= WHAT TO DO =
What follows are records. Restate all of them word for word.

Data records:
☆ ☆ ☆ ☆

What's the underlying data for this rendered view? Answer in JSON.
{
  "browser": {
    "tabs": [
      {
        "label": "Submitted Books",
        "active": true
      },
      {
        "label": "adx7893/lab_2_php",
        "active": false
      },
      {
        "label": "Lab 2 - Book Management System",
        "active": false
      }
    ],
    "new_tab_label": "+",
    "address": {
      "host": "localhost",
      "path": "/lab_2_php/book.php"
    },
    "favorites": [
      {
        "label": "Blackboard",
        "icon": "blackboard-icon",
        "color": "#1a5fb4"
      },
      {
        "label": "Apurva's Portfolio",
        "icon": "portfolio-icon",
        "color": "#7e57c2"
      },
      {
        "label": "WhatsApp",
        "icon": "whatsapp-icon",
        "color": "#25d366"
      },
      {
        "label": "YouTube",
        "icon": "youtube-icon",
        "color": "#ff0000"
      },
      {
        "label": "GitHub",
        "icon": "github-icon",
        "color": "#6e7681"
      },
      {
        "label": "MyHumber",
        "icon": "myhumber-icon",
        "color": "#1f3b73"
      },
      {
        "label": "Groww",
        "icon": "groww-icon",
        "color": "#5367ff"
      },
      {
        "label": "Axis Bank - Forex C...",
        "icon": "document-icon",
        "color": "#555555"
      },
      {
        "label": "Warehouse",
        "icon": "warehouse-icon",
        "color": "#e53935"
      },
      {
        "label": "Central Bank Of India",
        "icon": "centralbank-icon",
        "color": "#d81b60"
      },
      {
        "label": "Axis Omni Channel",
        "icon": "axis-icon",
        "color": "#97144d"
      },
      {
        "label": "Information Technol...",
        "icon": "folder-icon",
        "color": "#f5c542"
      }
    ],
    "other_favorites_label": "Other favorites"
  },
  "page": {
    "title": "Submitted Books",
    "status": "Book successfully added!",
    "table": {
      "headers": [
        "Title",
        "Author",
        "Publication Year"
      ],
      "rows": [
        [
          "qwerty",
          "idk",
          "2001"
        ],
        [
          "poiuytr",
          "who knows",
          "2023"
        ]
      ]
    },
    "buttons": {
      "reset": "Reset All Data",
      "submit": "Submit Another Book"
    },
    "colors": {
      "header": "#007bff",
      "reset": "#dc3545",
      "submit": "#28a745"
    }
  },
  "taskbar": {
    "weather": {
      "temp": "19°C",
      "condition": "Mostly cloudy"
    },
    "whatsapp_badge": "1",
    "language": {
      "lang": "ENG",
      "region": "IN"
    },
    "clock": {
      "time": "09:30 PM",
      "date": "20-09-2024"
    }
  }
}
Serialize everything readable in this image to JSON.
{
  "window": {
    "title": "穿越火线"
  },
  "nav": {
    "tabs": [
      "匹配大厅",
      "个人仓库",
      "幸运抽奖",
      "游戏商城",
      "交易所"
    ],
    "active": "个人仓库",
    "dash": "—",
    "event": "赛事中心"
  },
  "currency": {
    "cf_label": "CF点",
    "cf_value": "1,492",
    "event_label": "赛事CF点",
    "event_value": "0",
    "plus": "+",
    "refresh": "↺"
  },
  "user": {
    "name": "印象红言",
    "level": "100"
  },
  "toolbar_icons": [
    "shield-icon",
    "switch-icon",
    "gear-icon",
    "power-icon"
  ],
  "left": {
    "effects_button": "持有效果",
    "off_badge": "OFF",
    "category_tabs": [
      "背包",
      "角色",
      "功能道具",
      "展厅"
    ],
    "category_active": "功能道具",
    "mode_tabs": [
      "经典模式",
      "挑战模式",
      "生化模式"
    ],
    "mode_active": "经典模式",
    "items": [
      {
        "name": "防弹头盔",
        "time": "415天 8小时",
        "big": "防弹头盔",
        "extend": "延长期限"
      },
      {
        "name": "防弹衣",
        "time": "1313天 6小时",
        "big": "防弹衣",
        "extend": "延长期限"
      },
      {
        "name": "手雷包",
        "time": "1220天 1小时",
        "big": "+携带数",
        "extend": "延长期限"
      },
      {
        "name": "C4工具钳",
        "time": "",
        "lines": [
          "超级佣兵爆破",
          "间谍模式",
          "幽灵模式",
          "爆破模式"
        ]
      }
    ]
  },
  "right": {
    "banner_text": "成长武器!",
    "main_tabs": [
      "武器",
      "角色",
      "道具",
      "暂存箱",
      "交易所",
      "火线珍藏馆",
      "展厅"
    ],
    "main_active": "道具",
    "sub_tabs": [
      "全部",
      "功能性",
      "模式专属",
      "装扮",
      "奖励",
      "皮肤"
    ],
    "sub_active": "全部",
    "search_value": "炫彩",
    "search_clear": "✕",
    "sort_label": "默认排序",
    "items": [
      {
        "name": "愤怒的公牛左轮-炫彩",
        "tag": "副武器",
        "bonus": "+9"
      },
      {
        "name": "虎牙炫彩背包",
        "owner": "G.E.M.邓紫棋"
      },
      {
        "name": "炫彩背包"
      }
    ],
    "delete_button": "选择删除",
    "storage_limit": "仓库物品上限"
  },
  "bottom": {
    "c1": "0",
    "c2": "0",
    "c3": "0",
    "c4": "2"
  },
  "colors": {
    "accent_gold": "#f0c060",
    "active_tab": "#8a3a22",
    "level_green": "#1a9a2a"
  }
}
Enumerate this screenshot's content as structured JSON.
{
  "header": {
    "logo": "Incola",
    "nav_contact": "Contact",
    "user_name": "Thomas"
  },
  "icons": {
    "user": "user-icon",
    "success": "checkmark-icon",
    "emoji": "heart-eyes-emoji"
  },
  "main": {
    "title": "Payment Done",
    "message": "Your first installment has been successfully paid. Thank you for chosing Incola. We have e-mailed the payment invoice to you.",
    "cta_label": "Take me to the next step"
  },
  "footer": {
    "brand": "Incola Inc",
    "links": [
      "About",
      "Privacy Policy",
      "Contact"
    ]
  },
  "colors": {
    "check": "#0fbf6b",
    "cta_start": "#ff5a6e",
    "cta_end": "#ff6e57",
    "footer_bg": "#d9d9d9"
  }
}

☆ ☆ ☆ ☆

= EXERCISE SOLUTION =
What's the underlying data for this rendered view? Answer in JSON.
{
  "browser": {
    "tabs": [
      {
        "label": "Submitted Books",
        "active": true
      },
      {
        "label": "adx7893/lab_2_php",
        "active": false
      },
      {
        "label": "Lab 2 - Book Management System",
        "active": false
      }
    ],
    "new_tab_label": "+",
    "address": {
      "host": "localhost",
      "path": "/lab_2_php/book.php"
    },
    "favorites": [
      {
        "label": "Blackboard",
        "icon": "blackboard-icon",
        "color": "#1a5fb4"
      },
      {
        "label": "Apurva's Portfolio",
        "icon": "portfolio-icon",
        "color": "#7e57c2"
      },
      {
        "label": "WhatsApp",
        "icon": "whatsapp-icon",
        "color": "#25d366"
      },
      {
        "label": "YouTube",
        "icon": "youtube-icon",
        "color": "#ff0000"
      },
      {
        "label": "GitHub",
        "icon": "github-icon",
        "color": "#6e7681"
      },
      {
        "label": "MyHumber",
        "icon": "myhumber-icon",
        "color": "#1f3b73"
      },
      {
        "label": "Groww",
        "icon": "groww-icon",
        "color": "#5367ff"
      },
      {
        "label": "Axis Bank - Forex C...",
        "icon": "document-icon",
        "color": "#555555"
      },
      {
        "label": "Warehouse",
        "icon": "warehouse-icon",
        "color": "#e53935"
      },
      {
        "label": "Central Bank Of India",
        "icon": "centralbank-icon",
        "color": "#d81b60"
      },
      {
        "label": "Axis Omni Channel",
        "icon": "axis-icon",
        "color": "#97144d"
      },
      {
        "label": "Information Technol...",
        "icon": "folder-icon",
        "color": "#f5c542"
      }
    ],
    "other_favorites_label": "Other favorites"
  },
  "page": {
    "title": "Submitted Books",
    "status": "Book successfully added!",
    "table": {
      "headers": [
        "Title",
        "Author",
        "Publication Year"
      ],
      "rows": [
        [
          "qwerty",
          "idk",
          "2001"
        ],
        [
          "poiuytr",
          "who knows",
          "2023"
        ]
      ]
    },
    "buttons": {
      "reset": "Reset All Data",
      "submit": "Submit Another Book"
    },
    "colors": {
      "header": "#007bff",
      "reset": "#dc3545",
      "submit": "#28a745"
    }
  },
  "taskbar": {
    "weather": {
      "temp": "19°C",
      "condition": "Mostly cloudy"
    },
    "whatsapp_badge": "1",
    "language": {
      "lang": "ENG",
      "region": "IN"
    },
    "clock": {
      "time": "09:30 PM",
      "date": "20-09-2024"
    }
  }
}
Serialize everything readable in this image to JSON.
{
  "window": {
    "title": "穿越火线"
  },
  "nav": {
    "tabs": [
      "匹配大厅",
      "个人仓库",
      "幸运抽奖",
      "游戏商城",
      "交易所"
    ],
    "active": "个人仓库",
    "dash": "—",
    "event": "赛事中心"
  },
  "currency": {
    "cf_label": "CF点",
    "cf_value": "1,492",
    "event_label": "赛事CF点",
    "event_value": "0",
    "plus": "+",
    "refresh": "↺"
  },
  "user": {
    "name": "印象红言",
    "level": "100"
  },
  "toolbar_icons": [
    "shield-icon",
    "switch-icon",
    "gear-icon",
    "power-icon"
  ],
  "left": {
    "effects_button": "持有效果",
    "off_badge": "OFF",
    "category_tabs": [
      "背包",
      "角色",
      "功能道具",
      "展厅"
    ],
    "category_active": "功能道具",
    "mode_tabs": [
      "经典模式",
      "挑战模式",
      "生化模式"
    ],
    "mode_active": "经典模式",
    "items": [
      {
        "name": "防弹头盔",
        "time": "415天 8小时",
        "big": "防弹头盔",
        "extend": "延长期限"
      },
      {
        "name": "防弹衣",
        "time": "1313天 6小时",
        "big": "防弹衣",
        "extend": "延长期限"
      },
      {
        "name": "手雷包",
        "time": "1220天 1小时",
        "big": "+携带数",
        "extend": "延长期限"
      },
      {
        "name": "C4工具钳",
        "time": "",
        "lines": [
          "超级佣兵爆破",
          "间谍模式",
          "幽灵模式",
          "爆破模式"
        ]
      }
    ]
  },
  "right": {
    "banner_text": "成长武器!",
    "main_tabs": [
      "武器",
      "角色",
      "道具",
      "暂存箱",
      "交易所",
      "火线珍藏馆",
      "展厅"
    ],
    "main_active": "道具",
    "sub_tabs": [
      "全部",
      "功能性",
      "模式专属",
      "装扮",
      "奖励",
      "皮肤"
    ],
    "sub_active": "全部",
    "search_value": "炫彩",
    "search_clear": "✕",
    "sort_label": "默认排序",
    "items": [
      {
        "name": "愤怒的公牛左轮-炫彩",
        "tag": "副武器",
        "bonus": "+9"
      },
      {
        "name": "虎牙炫彩背包",
        "owner": "G.E.M.邓紫棋"
      },
      {
        "name": "炫彩背包"
      }
    ],
    "delete_button": "选择删除",
    "storage_limit": "仓库物品上限"
  },
  "bottom": {
    "c1": "0",
    "c2": "0",
    "c3": "0",
    "c4": "2"
  },
  "colors": {
    "accent_gold": "#f0c060",
    "active_tab": "#8a3a22",
    "level_green": "#1a9a2a"
  }
}
Enumerate this screenshot's content as structured JSON.
{
  "header": {
    "logo": "Incola",
    "nav_contact": "Contact",
    "user_name": "Thomas"
  },
  "icons": {
    "user": "user-icon",
    "success": "checkmark-icon",
    "emoji": "heart-eyes-emoji"
  },
  "main": {
    "title": "Payment Done",
    "message": "Your first installment has been successfully paid. Thank you for chosing Incola. We have e-mailed the payment invoice to you.",
    "cta_label": "Take me to the next step"
  },
  "footer": {
    "brand": "Incola Inc",
    "links": [
      "About",
      "Privacy Policy",
      "Contact"
    ]
  },
  "colors": {
    "check": "#0fbf6b",
    "cta_start": "#ff5a6e",
    "cta_end": "#ff6e57",
    "footer_bg": "#d9d9d9"
  }
}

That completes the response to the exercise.